Scan the listing below. Report each line that includes "Expenses".

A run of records
---

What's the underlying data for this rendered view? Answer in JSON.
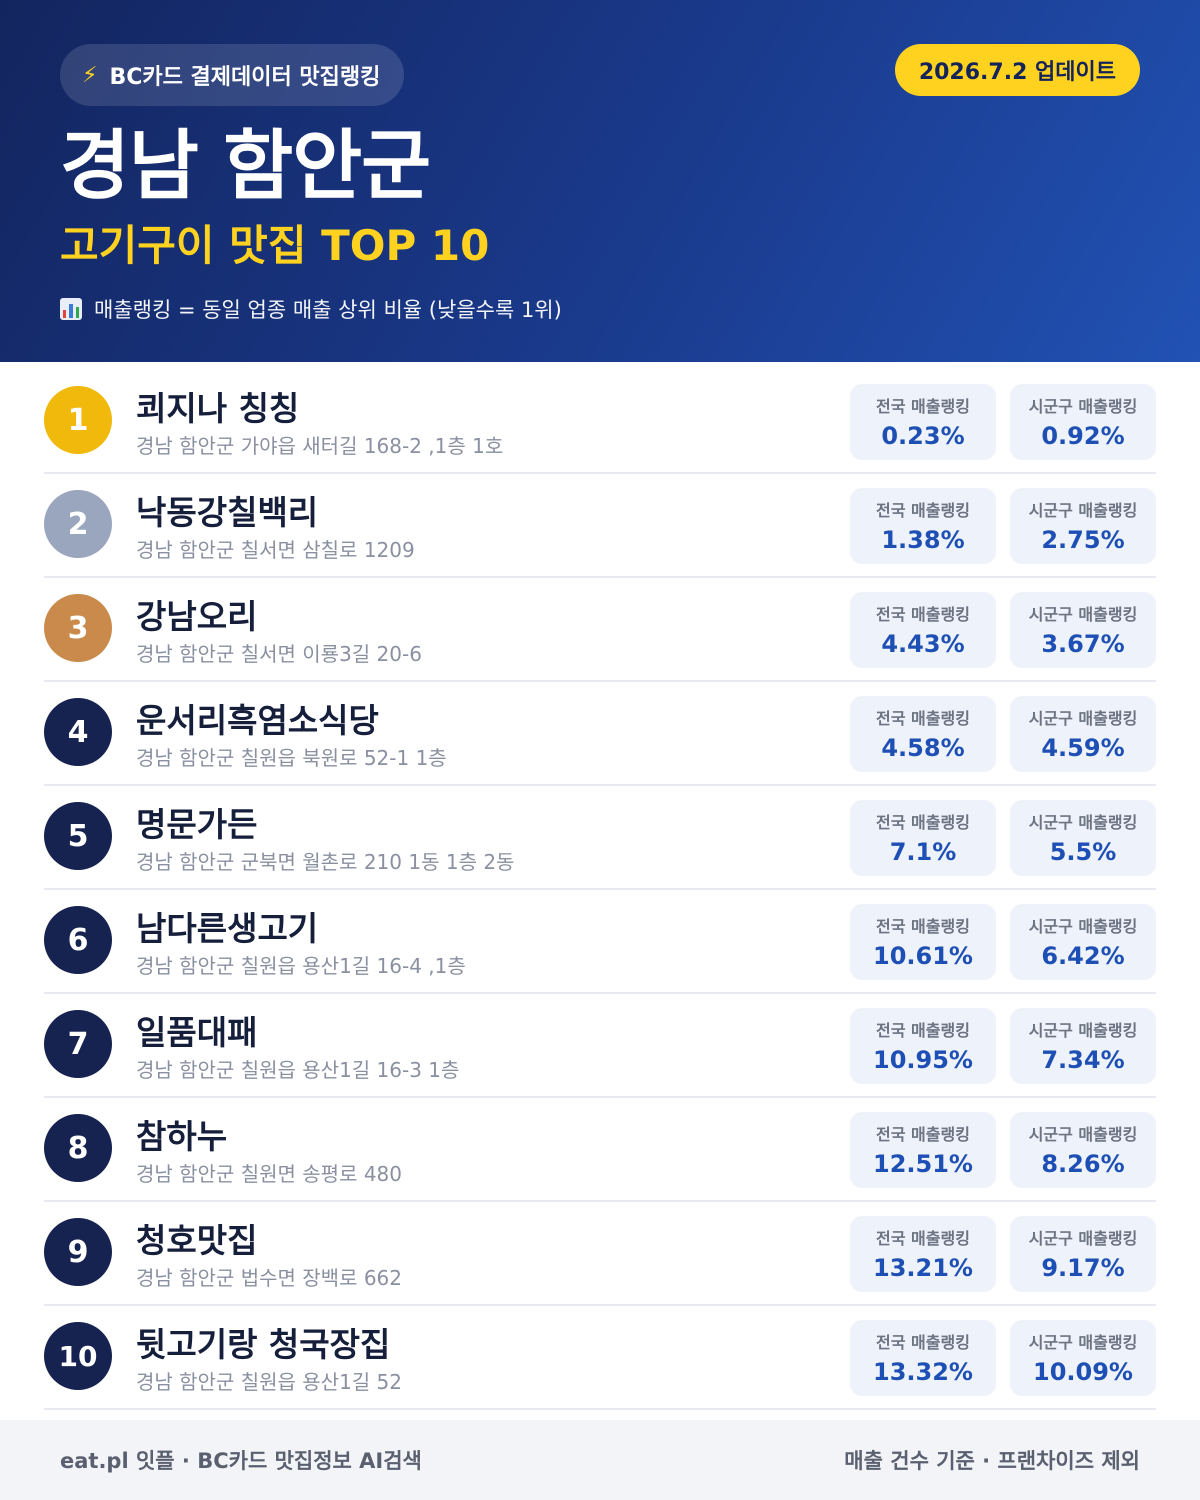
{
  "header": {
    "pill_text": "BC카드 결제데이터 맛집랭킹",
    "update_text": "2026.7.2 업데이트",
    "region": "경남 함안군",
    "subtitle": "고기구이 맛집 TOP 10",
    "legend": "매출랭킹 = 동일 업종 매출 상위 비율 (낮을수록 1위)"
  },
  "labels": {
    "national": "전국 매출랭킹",
    "local": "시군구 매출랭킹"
  },
  "colors": {
    "gold": "#f0b90b",
    "silver": "#9aa6bd",
    "bronze": "#c98a4b",
    "navy": "#16224f",
    "accent_yellow": "#ffd21f",
    "value_blue": "#1e4fb4"
  },
  "restaurants": [
    {
      "rank": "1",
      "name": "쾨지나 칭칭",
      "address": "경남 함안군 가야읍 새터길 168-2 ,1층 1호",
      "national": "0.23%",
      "local": "0.92%"
    },
    {
      "rank": "2",
      "name": "낙동강칠백리",
      "address": "경남 함안군 칠서면 삼칠로 1209",
      "national": "1.38%",
      "local": "2.75%"
    },
    {
      "rank": "3",
      "name": "강남오리",
      "address": "경남 함안군 칠서면 이룡3길 20-6",
      "national": "4.43%",
      "local": "3.67%"
    },
    {
      "rank": "4",
      "name": "운서리흑염소식당",
      "address": "경남 함안군 칠원읍 북원로 52-1 1층",
      "national": "4.58%",
      "local": "4.59%"
    },
    {
      "rank": "5",
      "name": "명문가든",
      "address": "경남 함안군 군북면 월촌로 210 1동 1층 2동",
      "national": "7.1%",
      "local": "5.5%"
    },
    {
      "rank": "6",
      "name": "남다른생고기",
      "address": "경남 함안군 칠원읍 용산1길 16-4 ,1층",
      "national": "10.61%",
      "local": "6.42%"
    },
    {
      "rank": "7",
      "name": "일품대패",
      "address": "경남 함안군 칠원읍 용산1길 16-3 1층",
      "national": "10.95%",
      "local": "7.34%"
    },
    {
      "rank": "8",
      "name": "참하누",
      "address": "경남 함안군 칠원면 송평로 480",
      "national": "12.51%",
      "local": "8.26%"
    },
    {
      "rank": "9",
      "name": "청호맛집",
      "address": "경남 함안군 법수면 장백로 662",
      "national": "13.21%",
      "local": "9.17%"
    },
    {
      "rank": "10",
      "name": "뒷고기랑 청국장집",
      "address": "경남 함안군 칠원읍 용산1길 52",
      "national": "13.32%",
      "local": "10.09%"
    }
  ],
  "footer": {
    "left": "eat.pl 잇플 · BC카드 맛집정보 AI검색",
    "right": "매출 건수 기준 · 프랜차이즈 제외"
  }
}
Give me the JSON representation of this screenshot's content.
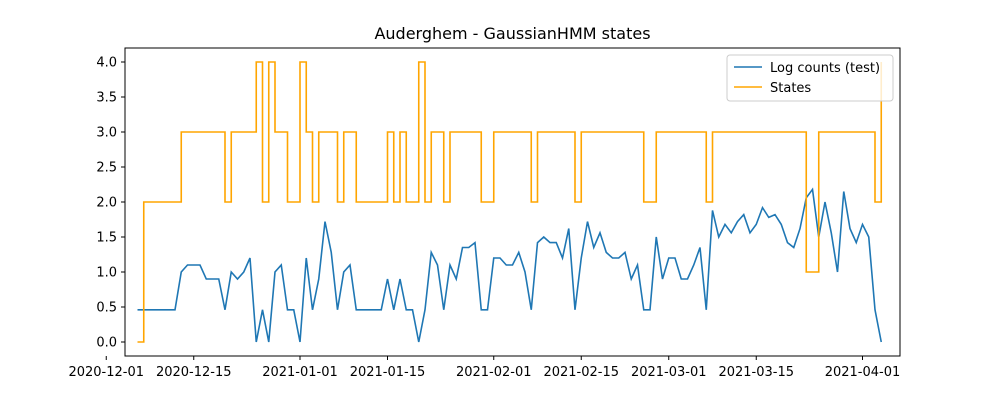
{
  "chart_data": {
    "type": "line",
    "title": "Auderghem - GaussianHMM states",
    "xlabel": "",
    "ylabel": "",
    "x_start": "2020-12-06",
    "x_step_days": 1,
    "xlim": [
      "2020-12-04",
      "2021-04-07"
    ],
    "ylim": [
      -0.2,
      4.2
    ],
    "x_ticks": [
      {
        "label": "2020-12-01",
        "date": "2020-12-01"
      },
      {
        "label": "2020-12-15",
        "date": "2020-12-15"
      },
      {
        "label": "2021-01-01",
        "date": "2021-01-01"
      },
      {
        "label": "2021-01-15",
        "date": "2021-01-15"
      },
      {
        "label": "2021-02-01",
        "date": "2021-02-01"
      },
      {
        "label": "2021-02-15",
        "date": "2021-02-15"
      },
      {
        "label": "2021-03-01",
        "date": "2021-03-01"
      },
      {
        "label": "2021-03-15",
        "date": "2021-03-15"
      },
      {
        "label": "2021-04-01",
        "date": "2021-04-01"
      }
    ],
    "y_ticks": [
      {
        "label": "0.0",
        "value": 0.0
      },
      {
        "label": "0.5",
        "value": 0.5
      },
      {
        "label": "1.0",
        "value": 1.0
      },
      {
        "label": "1.5",
        "value": 1.5
      },
      {
        "label": "2.0",
        "value": 2.0
      },
      {
        "label": "2.5",
        "value": 2.5
      },
      {
        "label": "3.0",
        "value": 3.0
      },
      {
        "label": "3.5",
        "value": 3.5
      },
      {
        "label": "4.0",
        "value": 4.0
      }
    ],
    "grid": false,
    "legend_position": "top-right",
    "series": [
      {
        "name": "Log counts (test)",
        "style": "line",
        "color": "#1f77b4",
        "values": [
          0.46,
          0.46,
          0.46,
          0.46,
          0.46,
          0.46,
          0.46,
          1.0,
          1.1,
          1.1,
          1.1,
          0.9,
          0.9,
          0.9,
          0.46,
          1.0,
          0.9,
          1.0,
          1.2,
          0.0,
          0.46,
          0.0,
          1.0,
          1.1,
          0.46,
          0.46,
          0.0,
          1.2,
          0.46,
          0.9,
          1.72,
          1.28,
          0.46,
          1.0,
          1.1,
          0.46,
          0.46,
          0.46,
          0.46,
          0.46,
          0.9,
          0.46,
          0.9,
          0.46,
          0.46,
          0.0,
          0.46,
          1.28,
          1.1,
          0.46,
          1.1,
          0.9,
          1.35,
          1.35,
          1.42,
          0.46,
          0.46,
          1.2,
          1.2,
          1.1,
          1.1,
          1.28,
          1.0,
          0.46,
          1.42,
          1.5,
          1.42,
          1.42,
          1.2,
          1.62,
          0.46,
          1.2,
          1.72,
          1.35,
          1.56,
          1.28,
          1.2,
          1.2,
          1.28,
          0.9,
          1.1,
          0.46,
          0.46,
          1.5,
          0.9,
          1.2,
          1.2,
          0.9,
          0.9,
          1.1,
          1.35,
          0.46,
          1.88,
          1.5,
          1.68,
          1.56,
          1.72,
          1.82,
          1.56,
          1.68,
          1.92,
          1.78,
          1.82,
          1.68,
          1.42,
          1.35,
          1.62,
          2.06,
          2.18,
          1.5,
          2.0,
          1.56,
          1.0,
          2.15,
          1.62,
          1.42,
          1.68,
          1.5,
          0.46,
          0.0
        ]
      },
      {
        "name": "States",
        "style": "step",
        "color": "#ffa500",
        "values": [
          0,
          2,
          2,
          2,
          2,
          2,
          2,
          3,
          3,
          3,
          3,
          3,
          3,
          3,
          2,
          3,
          3,
          3,
          3,
          4,
          2,
          4,
          3,
          3,
          2,
          2,
          4,
          3,
          2,
          3,
          3,
          3,
          2,
          3,
          3,
          2,
          2,
          2,
          2,
          2,
          3,
          2,
          3,
          2,
          2,
          4,
          2,
          3,
          3,
          2,
          3,
          3,
          3,
          3,
          3,
          2,
          2,
          3,
          3,
          3,
          3,
          3,
          3,
          2,
          3,
          3,
          3,
          3,
          3,
          3,
          2,
          3,
          3,
          3,
          3,
          3,
          3,
          3,
          3,
          3,
          3,
          2,
          2,
          3,
          3,
          3,
          3,
          3,
          3,
          3,
          3,
          2,
          3,
          3,
          3,
          3,
          3,
          3,
          3,
          3,
          3,
          3,
          3,
          3,
          3,
          3,
          3,
          1,
          1,
          3,
          3,
          3,
          3,
          3,
          3,
          3,
          3,
          3,
          2,
          4
        ]
      }
    ]
  }
}
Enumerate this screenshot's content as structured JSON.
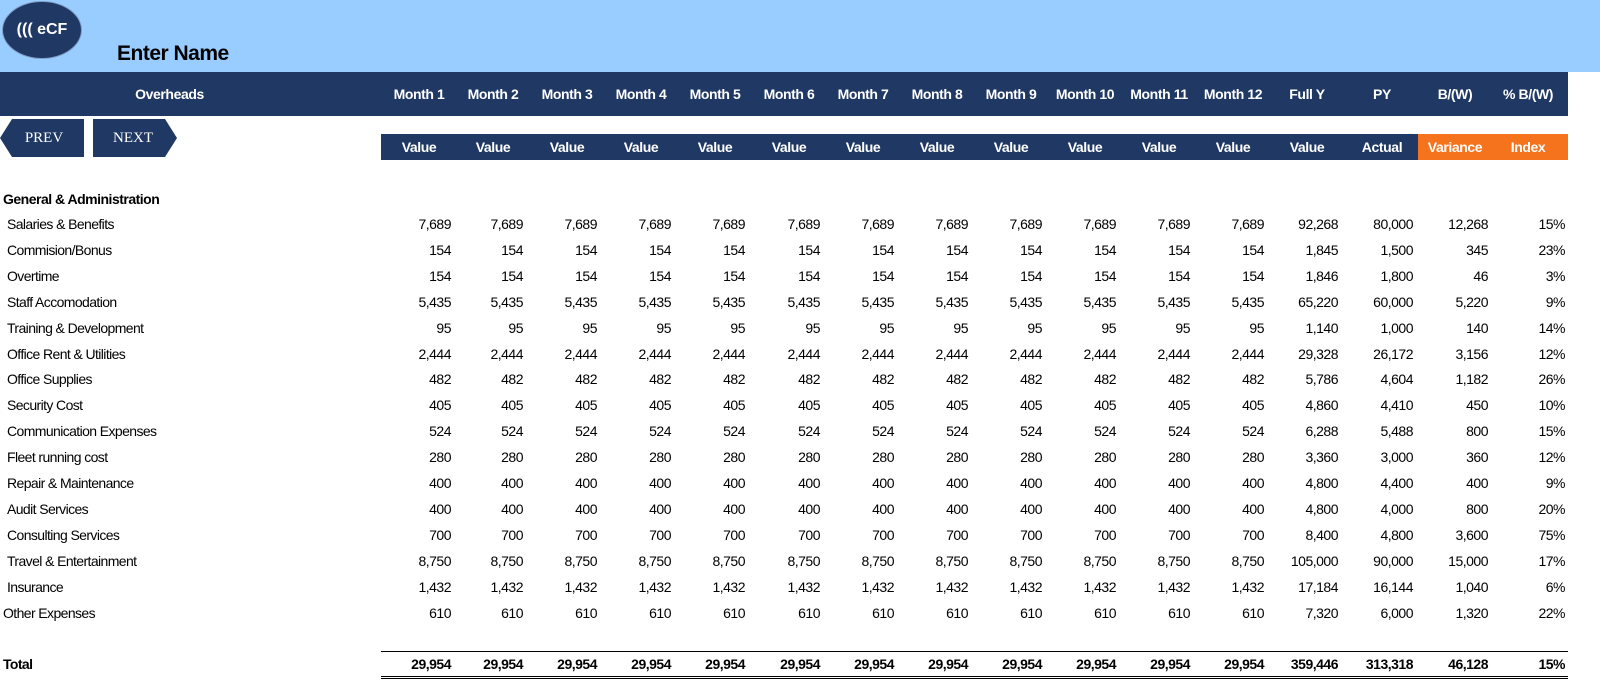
{
  "logo_text": "((( eCF",
  "title": "Enter Name",
  "nav": {
    "prev": "PREV",
    "next": "NEXT"
  },
  "colors": {
    "header_navy": "#1f3864",
    "top_band": "#99ccff",
    "accent_orange": "#f4731c"
  },
  "header": {
    "overheads": "Overheads",
    "columns": [
      "Month 1",
      "Month 2",
      "Month 3",
      "Month 4",
      "Month 5",
      "Month 6",
      "Month 7",
      "Month 8",
      "Month 9",
      "Month 10",
      "Month 11",
      "Month 12",
      "Full Y",
      "PY",
      "B/(W)",
      "% B/(W)"
    ],
    "subcolumns": [
      "Value",
      "Value",
      "Value",
      "Value",
      "Value",
      "Value",
      "Value",
      "Value",
      "Value",
      "Value",
      "Value",
      "Value",
      "Value",
      "Actual",
      "Variance",
      "Index"
    ]
  },
  "section_title": "General & Administration",
  "rows": [
    {
      "label": "Salaries & Benefits",
      "values": [
        "7,689",
        "7,689",
        "7,689",
        "7,689",
        "7,689",
        "7,689",
        "7,689",
        "7,689",
        "7,689",
        "7,689",
        "7,689",
        "7,689",
        "92,268",
        "80,000",
        "12,268",
        "15%"
      ]
    },
    {
      "label": "Commision/Bonus",
      "values": [
        "154",
        "154",
        "154",
        "154",
        "154",
        "154",
        "154",
        "154",
        "154",
        "154",
        "154",
        "154",
        "1,845",
        "1,500",
        "345",
        "23%"
      ]
    },
    {
      "label": "Overtime",
      "values": [
        "154",
        "154",
        "154",
        "154",
        "154",
        "154",
        "154",
        "154",
        "154",
        "154",
        "154",
        "154",
        "1,846",
        "1,800",
        "46",
        "3%"
      ]
    },
    {
      "label": "Staff Accomodation",
      "values": [
        "5,435",
        "5,435",
        "5,435",
        "5,435",
        "5,435",
        "5,435",
        "5,435",
        "5,435",
        "5,435",
        "5,435",
        "5,435",
        "5,435",
        "65,220",
        "60,000",
        "5,220",
        "9%"
      ]
    },
    {
      "label": "Training & Development",
      "values": [
        "95",
        "95",
        "95",
        "95",
        "95",
        "95",
        "95",
        "95",
        "95",
        "95",
        "95",
        "95",
        "1,140",
        "1,000",
        "140",
        "14%"
      ]
    },
    {
      "label": "Office Rent & Utilities",
      "values": [
        "2,444",
        "2,444",
        "2,444",
        "2,444",
        "2,444",
        "2,444",
        "2,444",
        "2,444",
        "2,444",
        "2,444",
        "2,444",
        "2,444",
        "29,328",
        "26,172",
        "3,156",
        "12%"
      ]
    },
    {
      "label": "Office Supplies",
      "values": [
        "482",
        "482",
        "482",
        "482",
        "482",
        "482",
        "482",
        "482",
        "482",
        "482",
        "482",
        "482",
        "5,786",
        "4,604",
        "1,182",
        "26%"
      ]
    },
    {
      "label": "Security Cost",
      "values": [
        "405",
        "405",
        "405",
        "405",
        "405",
        "405",
        "405",
        "405",
        "405",
        "405",
        "405",
        "405",
        "4,860",
        "4,410",
        "450",
        "10%"
      ]
    },
    {
      "label": "Communication Expenses",
      "values": [
        "524",
        "524",
        "524",
        "524",
        "524",
        "524",
        "524",
        "524",
        "524",
        "524",
        "524",
        "524",
        "6,288",
        "5,488",
        "800",
        "15%"
      ]
    },
    {
      "label": "Fleet running cost",
      "values": [
        "280",
        "280",
        "280",
        "280",
        "280",
        "280",
        "280",
        "280",
        "280",
        "280",
        "280",
        "280",
        "3,360",
        "3,000",
        "360",
        "12%"
      ]
    },
    {
      "label": "Repair & Maintenance",
      "values": [
        "400",
        "400",
        "400",
        "400",
        "400",
        "400",
        "400",
        "400",
        "400",
        "400",
        "400",
        "400",
        "4,800",
        "4,400",
        "400",
        "9%"
      ]
    },
    {
      "label": "Audit Services",
      "values": [
        "400",
        "400",
        "400",
        "400",
        "400",
        "400",
        "400",
        "400",
        "400",
        "400",
        "400",
        "400",
        "4,800",
        "4,000",
        "800",
        "20%"
      ]
    },
    {
      "label": "Consulting Services",
      "values": [
        "700",
        "700",
        "700",
        "700",
        "700",
        "700",
        "700",
        "700",
        "700",
        "700",
        "700",
        "700",
        "8,400",
        "4,800",
        "3,600",
        "75%"
      ]
    },
    {
      "label": "Travel & Entertainment",
      "values": [
        "8,750",
        "8,750",
        "8,750",
        "8,750",
        "8,750",
        "8,750",
        "8,750",
        "8,750",
        "8,750",
        "8,750",
        "8,750",
        "8,750",
        "105,000",
        "90,000",
        "15,000",
        "17%"
      ]
    },
    {
      "label": "Insurance",
      "values": [
        "1,432",
        "1,432",
        "1,432",
        "1,432",
        "1,432",
        "1,432",
        "1,432",
        "1,432",
        "1,432",
        "1,432",
        "1,432",
        "1,432",
        "17,184",
        "16,144",
        "1,040",
        "6%"
      ]
    },
    {
      "label": "Other Expenses",
      "values": [
        "610",
        "610",
        "610",
        "610",
        "610",
        "610",
        "610",
        "610",
        "610",
        "610",
        "610",
        "610",
        "7,320",
        "6,000",
        "1,320",
        "22%"
      ]
    }
  ],
  "total": {
    "label": "Total",
    "values": [
      "29,954",
      "29,954",
      "29,954",
      "29,954",
      "29,954",
      "29,954",
      "29,954",
      "29,954",
      "29,954",
      "29,954",
      "29,954",
      "29,954",
      "359,446",
      "313,318",
      "46,128",
      "15%"
    ]
  }
}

---

▸ **Expected output**:
      "label": "Communication Expenses",
      "label": "Other Expenses",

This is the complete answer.